Figure content listings
---+---
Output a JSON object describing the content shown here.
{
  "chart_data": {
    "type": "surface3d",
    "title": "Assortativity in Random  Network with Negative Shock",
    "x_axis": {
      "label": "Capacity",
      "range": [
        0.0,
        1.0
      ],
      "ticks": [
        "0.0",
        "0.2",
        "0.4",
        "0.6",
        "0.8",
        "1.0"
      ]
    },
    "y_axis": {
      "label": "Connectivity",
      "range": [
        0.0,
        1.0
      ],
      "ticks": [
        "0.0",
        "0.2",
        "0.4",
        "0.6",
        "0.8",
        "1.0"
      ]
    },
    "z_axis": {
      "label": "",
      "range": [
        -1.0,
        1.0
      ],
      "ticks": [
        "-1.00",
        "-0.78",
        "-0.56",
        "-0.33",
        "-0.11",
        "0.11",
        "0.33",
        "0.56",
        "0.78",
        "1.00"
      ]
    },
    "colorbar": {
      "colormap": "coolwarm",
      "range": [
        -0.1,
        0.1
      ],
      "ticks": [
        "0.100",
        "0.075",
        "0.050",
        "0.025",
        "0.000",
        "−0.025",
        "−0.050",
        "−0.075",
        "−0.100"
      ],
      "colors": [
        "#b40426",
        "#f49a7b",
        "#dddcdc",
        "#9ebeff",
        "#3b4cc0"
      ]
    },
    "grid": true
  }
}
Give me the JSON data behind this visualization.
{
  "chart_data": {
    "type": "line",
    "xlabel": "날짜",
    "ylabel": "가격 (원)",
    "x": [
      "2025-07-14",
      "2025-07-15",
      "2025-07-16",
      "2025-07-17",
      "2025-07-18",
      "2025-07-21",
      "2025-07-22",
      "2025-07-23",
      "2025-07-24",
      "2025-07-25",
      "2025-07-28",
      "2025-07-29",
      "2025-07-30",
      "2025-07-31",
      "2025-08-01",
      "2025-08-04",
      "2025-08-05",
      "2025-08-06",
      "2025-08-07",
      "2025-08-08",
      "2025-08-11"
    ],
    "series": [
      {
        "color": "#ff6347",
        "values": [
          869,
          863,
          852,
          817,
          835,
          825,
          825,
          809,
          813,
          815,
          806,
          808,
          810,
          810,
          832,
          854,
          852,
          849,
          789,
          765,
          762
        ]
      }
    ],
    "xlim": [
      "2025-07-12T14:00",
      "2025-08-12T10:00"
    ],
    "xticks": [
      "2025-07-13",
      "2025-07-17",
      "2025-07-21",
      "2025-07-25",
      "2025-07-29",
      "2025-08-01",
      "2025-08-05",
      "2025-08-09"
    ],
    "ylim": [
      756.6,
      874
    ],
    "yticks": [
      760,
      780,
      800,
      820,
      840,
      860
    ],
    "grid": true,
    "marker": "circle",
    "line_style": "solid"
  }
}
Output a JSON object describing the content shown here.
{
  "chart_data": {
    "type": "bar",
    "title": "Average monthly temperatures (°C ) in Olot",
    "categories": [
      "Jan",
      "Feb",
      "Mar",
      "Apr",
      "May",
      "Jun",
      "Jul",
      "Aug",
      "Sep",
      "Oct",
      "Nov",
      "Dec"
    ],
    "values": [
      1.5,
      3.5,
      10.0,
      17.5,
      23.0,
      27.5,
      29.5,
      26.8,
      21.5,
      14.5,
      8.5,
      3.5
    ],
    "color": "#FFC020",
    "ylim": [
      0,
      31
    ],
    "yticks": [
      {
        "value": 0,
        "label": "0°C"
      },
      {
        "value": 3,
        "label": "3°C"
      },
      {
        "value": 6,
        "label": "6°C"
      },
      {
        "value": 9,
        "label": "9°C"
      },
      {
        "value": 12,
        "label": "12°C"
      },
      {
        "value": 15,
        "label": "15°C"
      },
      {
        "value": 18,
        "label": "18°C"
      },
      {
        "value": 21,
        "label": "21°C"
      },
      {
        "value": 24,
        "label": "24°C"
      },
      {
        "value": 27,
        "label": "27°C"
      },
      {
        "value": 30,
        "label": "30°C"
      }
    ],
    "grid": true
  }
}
---+---
Print every record above exactly as written.

**Response to the task**
Output a JSON object describing the content shown here.
{
  "chart_data": {
    "type": "surface3d",
    "title": "Assortativity in Random  Network with Negative Shock",
    "x_axis": {
      "label": "Capacity",
      "range": [
        0.0,
        1.0
      ],
      "ticks": [
        "0.0",
        "0.2",
        "0.4",
        "0.6",
        "0.8",
        "1.0"
      ]
    },
    "y_axis": {
      "label": "Connectivity",
      "range": [
        0.0,
        1.0
      ],
      "ticks": [
        "0.0",
        "0.2",
        "0.4",
        "0.6",
        "0.8",
        "1.0"
      ]
    },
    "z_axis": {
      "label": "",
      "range": [
        -1.0,
        1.0
      ],
      "ticks": [
        "-1.00",
        "-0.78",
        "-0.56",
        "-0.33",
        "-0.11",
        "0.11",
        "0.33",
        "0.56",
        "0.78",
        "1.00"
      ]
    },
    "colorbar": {
      "colormap": "coolwarm",
      "range": [
        -0.1,
        0.1
      ],
      "ticks": [
        "0.100",
        "0.075",
        "0.050",
        "0.025",
        "0.000",
        "−0.025",
        "−0.050",
        "−0.075",
        "−0.100"
      ],
      "colors": [
        "#b40426",
        "#f49a7b",
        "#dddcdc",
        "#9ebeff",
        "#3b4cc0"
      ]
    },
    "grid": true
  }
}
Give me the JSON data behind this visualization.
{
  "chart_data": {
    "type": "line",
    "xlabel": "날짜",
    "ylabel": "가격 (원)",
    "x": [
      "2025-07-14",
      "2025-07-15",
      "2025-07-16",
      "2025-07-17",
      "2025-07-18",
      "2025-07-21",
      "2025-07-22",
      "2025-07-23",
      "2025-07-24",
      "2025-07-25",
      "2025-07-28",
      "2025-07-29",
      "2025-07-30",
      "2025-07-31",
      "2025-08-01",
      "2025-08-04",
      "2025-08-05",
      "2025-08-06",
      "2025-08-07",
      "2025-08-08",
      "2025-08-11"
    ],
    "series": [
      {
        "color": "#ff6347",
        "values": [
          869,
          863,
          852,
          817,
          835,
          825,
          825,
          809,
          813,
          815,
          806,
          808,
          810,
          810,
          832,
          854,
          852,
          849,
          789,
          765,
          762
        ]
      }
    ],
    "xlim": [
      "2025-07-12T14:00",
      "2025-08-12T10:00"
    ],
    "xticks": [
      "2025-07-13",
      "2025-07-17",
      "2025-07-21",
      "2025-07-25",
      "2025-07-29",
      "2025-08-01",
      "2025-08-05",
      "2025-08-09"
    ],
    "ylim": [
      756.6,
      874
    ],
    "yticks": [
      760,
      780,
      800,
      820,
      840,
      860
    ],
    "grid": true,
    "marker": "circle",
    "line_style": "solid"
  }
}
Output a JSON object describing the content shown here.
{
  "chart_data": {
    "type": "bar",
    "title": "Average monthly temperatures (°C ) in Olot",
    "categories": [
      "Jan",
      "Feb",
      "Mar",
      "Apr",
      "May",
      "Jun",
      "Jul",
      "Aug",
      "Sep",
      "Oct",
      "Nov",
      "Dec"
    ],
    "values": [
      1.5,
      3.5,
      10.0,
      17.5,
      23.0,
      27.5,
      29.5,
      26.8,
      21.5,
      14.5,
      8.5,
      3.5
    ],
    "color": "#FFC020",
    "ylim": [
      0,
      31
    ],
    "yticks": [
      {
        "value": 0,
        "label": "0°C"
      },
      {
        "value": 3,
        "label": "3°C"
      },
      {
        "value": 6,
        "label": "6°C"
      },
      {
        "value": 9,
        "label": "9°C"
      },
      {
        "value": 12,
        "label": "12°C"
      },
      {
        "value": 15,
        "label": "15°C"
      },
      {
        "value": 18,
        "label": "18°C"
      },
      {
        "value": 21,
        "label": "21°C"
      },
      {
        "value": 24,
        "label": "24°C"
      },
      {
        "value": 27,
        "label": "27°C"
      },
      {
        "value": 30,
        "label": "30°C"
      }
    ],
    "grid": true
  }
}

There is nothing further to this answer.